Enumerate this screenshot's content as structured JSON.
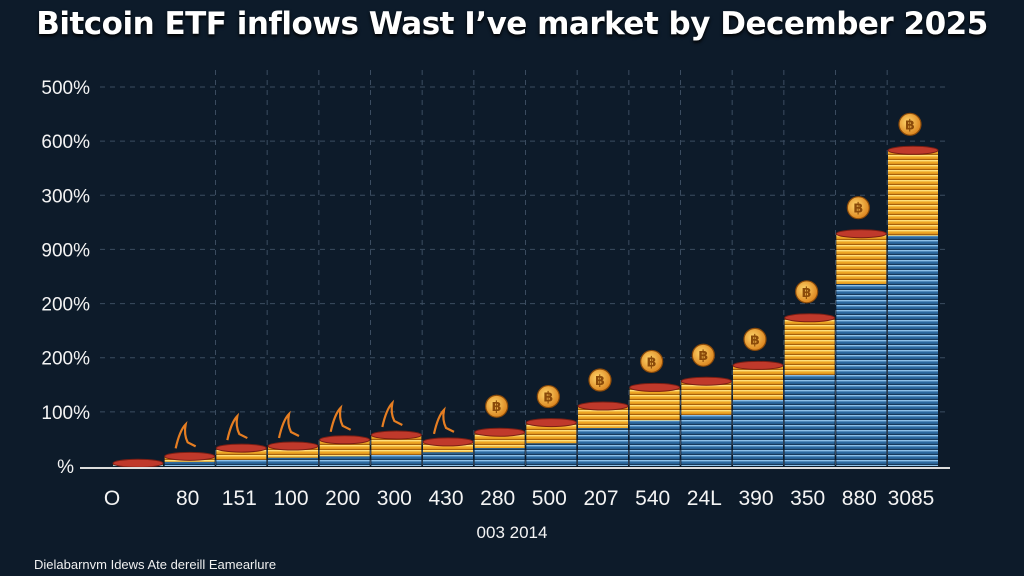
{
  "chart_data": {
    "type": "bar",
    "title": "Bitcoin ETF inflows Wast I’ve market by December 2025",
    "xlabel": "003 2014",
    "ylabel": "",
    "y_tick_labels": [
      "500%",
      "600%",
      "300%",
      "900%",
      "200%",
      "200%",
      "100%",
      "%"
    ],
    "categories": [
      "O",
      "80",
      "151",
      "100",
      "200",
      "300",
      "430",
      "280",
      "500",
      "207",
      "540",
      "24L",
      "390",
      "350",
      "880",
      "3085"
    ],
    "series": [
      {
        "name": "blue coins",
        "values": [
          1,
          6,
          9,
          12,
          14,
          16,
          20,
          26,
          33,
          55,
          66,
          74,
          96,
          132,
          264,
          334
        ]
      },
      {
        "name": "gold coins",
        "values": [
          3,
          8,
          17,
          17,
          24,
          29,
          15,
          23,
          30,
          32,
          48,
          49,
          50,
          83,
          73,
          124
        ]
      }
    ],
    "ylim": [
      0,
      560
    ],
    "grid": true
  },
  "footnote": "Dielabarnvm Idews Ate dereill Eamearlure",
  "colors": {
    "background": "#0d1b2a",
    "grid": "#3b4c60",
    "blue_coin": "#2f6fa6",
    "gold_coin": "#f2b134",
    "coin_top": "#c0392b",
    "icon_coin": "#f5a623",
    "arrow": "#e67e22"
  }
}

....

→ **Task requirements**:
Skip the pictures and print each record exactly as it stands.

→ **Written answer**:
Enumerate this screenshot's content as structured JSON.
{
  "chart_data": {
    "type": "bar",
    "title": "Bitcoin ETF inflows Wast I’ve market by December 2025",
    "xlabel": "003 2014",
    "ylabel": "",
    "y_tick_labels": [
      "500%",
      "600%",
      "300%",
      "900%",
      "200%",
      "200%",
      "100%",
      "%"
    ],
    "categories": [
      "O",
      "80",
      "151",
      "100",
      "200",
      "300",
      "430",
      "280",
      "500",
      "207",
      "540",
      "24L",
      "390",
      "350",
      "880",
      "3085"
    ],
    "series": [
      {
        "name": "blue coins",
        "values": [
          1,
          6,
          9,
          12,
          14,
          16,
          20,
          26,
          33,
          55,
          66,
          74,
          96,
          132,
          264,
          334
        ]
      },
      {
        "name": "gold coins",
        "values": [
          3,
          8,
          17,
          17,
          24,
          29,
          15,
          23,
          30,
          32,
          48,
          49,
          50,
          83,
          73,
          124
        ]
      }
    ],
    "ylim": [
      0,
      560
    ],
    "grid": true
  },
  "footnote": "Dielabarnvm Idews Ate dereill Eamearlure",
  "colors": {
    "background": "#0d1b2a",
    "grid": "#3b4c60",
    "blue_coin": "#2f6fa6",
    "gold_coin": "#f2b134",
    "coin_top": "#c0392b",
    "icon_coin": "#f5a623",
    "arrow": "#e67e22"
  }
}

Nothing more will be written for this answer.